[Stored data entries]
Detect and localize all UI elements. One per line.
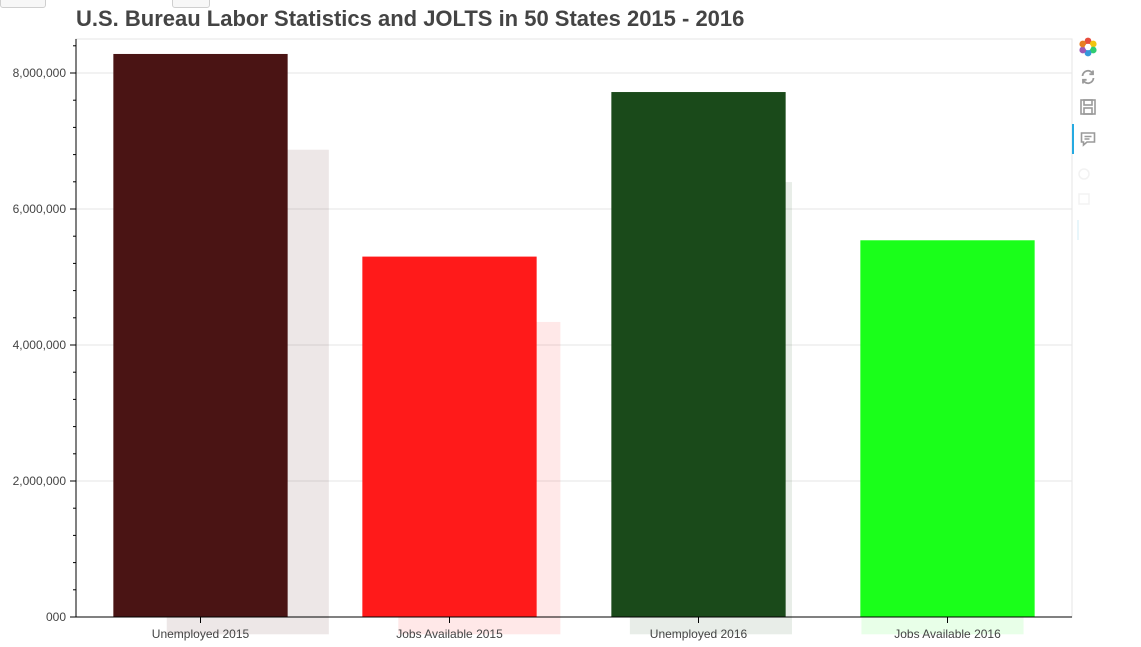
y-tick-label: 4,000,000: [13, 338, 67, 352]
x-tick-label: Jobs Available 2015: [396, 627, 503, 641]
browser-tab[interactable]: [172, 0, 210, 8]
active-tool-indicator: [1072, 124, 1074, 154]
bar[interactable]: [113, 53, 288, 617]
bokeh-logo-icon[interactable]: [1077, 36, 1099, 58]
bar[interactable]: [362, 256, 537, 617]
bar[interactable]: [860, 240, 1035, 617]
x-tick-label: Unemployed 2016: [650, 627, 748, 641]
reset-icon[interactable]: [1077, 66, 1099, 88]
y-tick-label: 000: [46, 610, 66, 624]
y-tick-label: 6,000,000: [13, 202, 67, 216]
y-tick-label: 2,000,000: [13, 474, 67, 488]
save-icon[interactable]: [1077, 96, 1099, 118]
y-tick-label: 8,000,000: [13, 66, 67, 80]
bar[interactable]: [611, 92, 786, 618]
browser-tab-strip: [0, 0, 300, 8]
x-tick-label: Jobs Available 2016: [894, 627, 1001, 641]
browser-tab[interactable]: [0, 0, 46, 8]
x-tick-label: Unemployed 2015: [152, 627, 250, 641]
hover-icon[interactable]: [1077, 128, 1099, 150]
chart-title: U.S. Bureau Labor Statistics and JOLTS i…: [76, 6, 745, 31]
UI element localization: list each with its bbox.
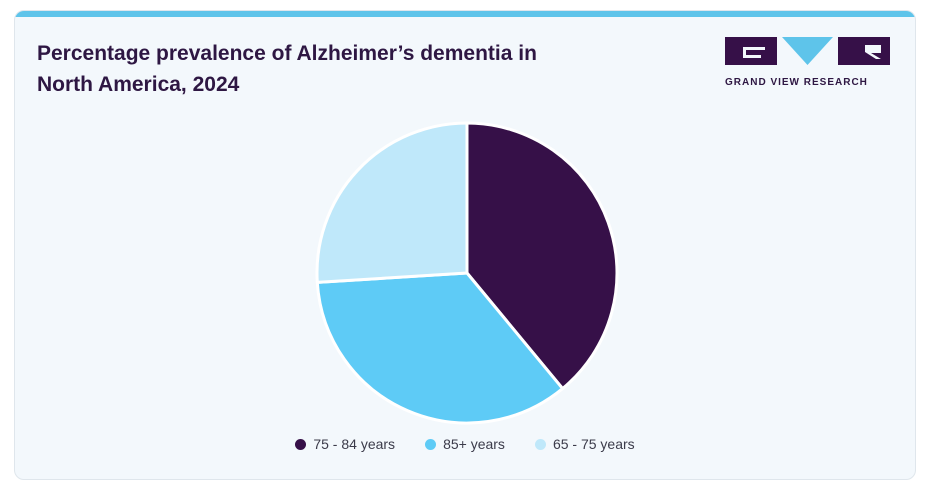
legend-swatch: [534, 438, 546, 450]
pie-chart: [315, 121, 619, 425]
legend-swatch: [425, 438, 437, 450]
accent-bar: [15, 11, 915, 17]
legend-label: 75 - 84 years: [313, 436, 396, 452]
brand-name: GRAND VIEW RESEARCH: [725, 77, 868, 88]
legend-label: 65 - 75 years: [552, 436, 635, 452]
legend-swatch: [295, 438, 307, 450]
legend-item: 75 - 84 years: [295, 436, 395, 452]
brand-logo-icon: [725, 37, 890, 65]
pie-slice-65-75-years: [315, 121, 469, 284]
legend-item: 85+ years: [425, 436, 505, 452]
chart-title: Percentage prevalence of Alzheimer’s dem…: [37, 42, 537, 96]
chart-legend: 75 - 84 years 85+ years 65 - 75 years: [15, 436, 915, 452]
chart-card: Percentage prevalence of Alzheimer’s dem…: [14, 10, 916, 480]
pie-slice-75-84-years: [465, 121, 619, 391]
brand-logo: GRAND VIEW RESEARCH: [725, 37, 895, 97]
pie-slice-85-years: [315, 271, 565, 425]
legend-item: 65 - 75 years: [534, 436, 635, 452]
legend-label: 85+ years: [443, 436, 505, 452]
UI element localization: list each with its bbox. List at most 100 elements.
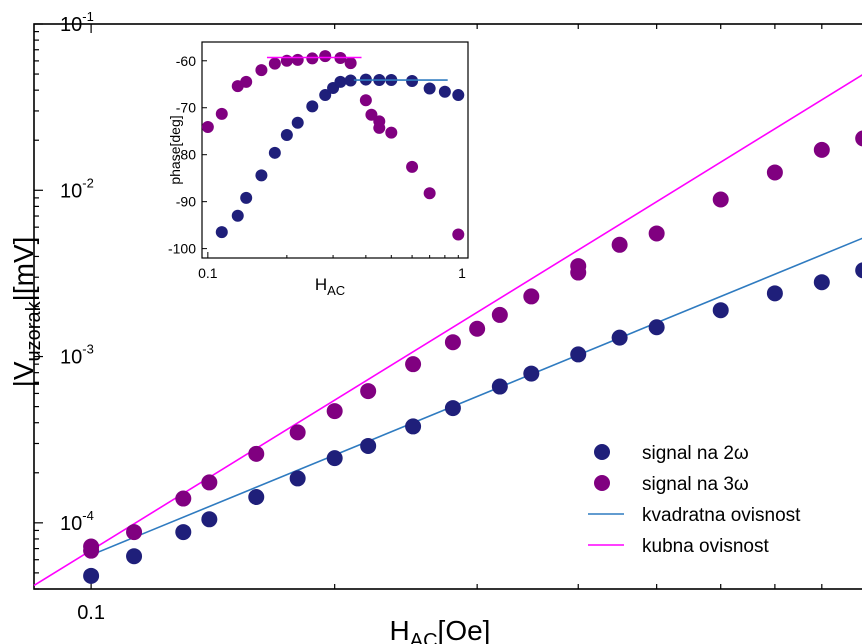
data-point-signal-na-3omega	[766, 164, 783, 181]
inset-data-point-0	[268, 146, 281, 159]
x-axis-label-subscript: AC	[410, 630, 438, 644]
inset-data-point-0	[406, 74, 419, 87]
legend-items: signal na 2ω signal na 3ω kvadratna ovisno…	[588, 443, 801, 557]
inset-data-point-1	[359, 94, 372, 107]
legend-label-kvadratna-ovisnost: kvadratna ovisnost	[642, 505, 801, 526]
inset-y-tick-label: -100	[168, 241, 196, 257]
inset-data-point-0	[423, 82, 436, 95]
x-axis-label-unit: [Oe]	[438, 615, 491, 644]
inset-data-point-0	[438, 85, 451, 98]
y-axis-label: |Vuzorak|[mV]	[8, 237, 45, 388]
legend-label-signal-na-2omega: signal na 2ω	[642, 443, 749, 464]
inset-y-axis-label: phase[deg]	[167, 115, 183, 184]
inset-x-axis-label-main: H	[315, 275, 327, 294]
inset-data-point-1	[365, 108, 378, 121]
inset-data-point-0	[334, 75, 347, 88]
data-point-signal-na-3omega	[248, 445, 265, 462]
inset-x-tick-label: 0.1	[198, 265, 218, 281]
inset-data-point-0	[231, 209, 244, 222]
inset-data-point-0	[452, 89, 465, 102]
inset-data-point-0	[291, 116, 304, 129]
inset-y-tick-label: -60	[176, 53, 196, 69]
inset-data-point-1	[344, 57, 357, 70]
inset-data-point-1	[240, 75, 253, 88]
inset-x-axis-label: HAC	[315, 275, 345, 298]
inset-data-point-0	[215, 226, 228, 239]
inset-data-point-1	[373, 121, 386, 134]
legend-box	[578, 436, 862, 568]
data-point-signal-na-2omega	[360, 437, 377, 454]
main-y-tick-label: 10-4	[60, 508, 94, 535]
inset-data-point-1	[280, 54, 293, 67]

Written request: Please copy all of the material above line for line, leaving out the pictures.

The solution:
Detect and localize all UI elements. One per line.
y-tick-label: 4,000,000: [13, 338, 67, 352]
x-tick-label: Jobs Available 2015: [396, 627, 503, 641]
browser-tab[interactable]: [172, 0, 210, 8]
active-tool-indicator: [1072, 124, 1074, 154]
bar[interactable]: [113, 53, 288, 617]
bokeh-logo-icon[interactable]: [1077, 36, 1099, 58]
bar[interactable]: [362, 256, 537, 617]
bar[interactable]: [860, 240, 1035, 617]
x-tick-label: Unemployed 2016: [650, 627, 748, 641]
reset-icon[interactable]: [1077, 66, 1099, 88]
y-tick-label: 000: [46, 610, 66, 624]
y-tick-label: 6,000,000: [13, 202, 67, 216]
y-tick-label: 2,000,000: [13, 474, 67, 488]
save-icon[interactable]: [1077, 96, 1099, 118]
y-tick-label: 8,000,000: [13, 66, 67, 80]
bar[interactable]: [611, 92, 786, 618]
browser-tab-strip: [0, 0, 300, 8]
x-tick-label: Jobs Available 2016: [894, 627, 1001, 641]
browser-tab[interactable]: [0, 0, 46, 8]
x-tick-label: Unemployed 2015: [152, 627, 250, 641]
hover-icon[interactable]: [1077, 128, 1099, 150]
chart-title: U.S. Bureau Labor Statistics and JOLTS i…: [76, 6, 745, 31]
UI element localization: list each with its bbox.
legend-swatch: [534, 438, 546, 450]
pie-chart: [315, 121, 619, 425]
legend-swatch: [425, 438, 437, 450]
accent-bar: [15, 11, 915, 17]
legend-label: 75 - 84 years: [313, 436, 396, 452]
brand-name: GRAND VIEW RESEARCH: [725, 77, 868, 88]
legend-label: 65 - 75 years: [552, 436, 635, 452]
legend-swatch: [295, 438, 307, 450]
legend-item: 75 - 84 years: [295, 436, 395, 452]
brand-logo-icon: [725, 37, 890, 65]
pie-slice-65-75-years: [315, 121, 469, 284]
legend-item: 85+ years: [425, 436, 505, 452]
chart-title: Percentage prevalence of Alzheimer’s dem…: [37, 42, 537, 96]
chart-legend: 75 - 84 years 85+ years 65 - 75 years: [15, 436, 915, 452]
chart-card: Percentage prevalence of Alzheimer’s dem…: [14, 10, 916, 480]
pie-slice-75-84-years: [465, 121, 619, 391]
brand-logo: GRAND VIEW RESEARCH: [725, 37, 895, 97]
pie-slice-85-years: [315, 271, 565, 425]
legend-item: 65 - 75 years: [534, 436, 635, 452]
legend-label: 85+ years: [443, 436, 505, 452]
UI element localization: list each with its bbox. List at most 100 elements.
data-point-signal-na-3omega	[766, 164, 783, 181]
inset-data-point-0	[268, 146, 281, 159]
x-axis-label-subscript: AC	[410, 630, 438, 644]
inset-data-point-0	[406, 74, 419, 87]
legend-items: signal na 2ω signal na 3ω kvadratna ovisno…	[588, 443, 801, 557]
inset-data-point-1	[359, 94, 372, 107]
legend-label-kvadratna-ovisnost: kvadratna ovisnost	[642, 505, 801, 526]
inset-y-tick-label: -100	[168, 241, 196, 257]
inset-data-point-0	[423, 82, 436, 95]
x-axis-label-unit: [Oe]	[438, 615, 491, 644]
inset-data-point-0	[438, 85, 451, 98]
y-axis-label: |Vuzorak|[mV]	[8, 237, 45, 388]
legend-label-signal-na-2omega: signal na 2ω	[642, 443, 749, 464]
inset-y-axis-label: phase[deg]	[167, 115, 183, 184]
inset-x-axis-label-main: H	[315, 275, 327, 294]
inset-data-point-1	[365, 108, 378, 121]
inset-data-point-0	[334, 75, 347, 88]
data-point-signal-na-3omega	[248, 445, 265, 462]
inset-x-tick-label: 0.1	[198, 265, 218, 281]
inset-data-point-0	[231, 209, 244, 222]
inset-data-point-0	[452, 89, 465, 102]
inset-data-point-0	[291, 116, 304, 129]
inset-y-tick-label: -60	[176, 53, 196, 69]
inset-data-point-1	[344, 57, 357, 70]
inset-data-point-1	[240, 75, 253, 88]
inset-x-axis-label: HAC	[315, 275, 345, 298]
inset-data-point-0	[215, 226, 228, 239]
inset-data-point-1	[373, 121, 386, 134]
legend-box	[578, 436, 862, 568]
data-point-signal-na-2omega	[360, 437, 377, 454]
main-y-tick-label: 10-4	[60, 508, 94, 535]
inset-data-point-1	[280, 54, 293, 67]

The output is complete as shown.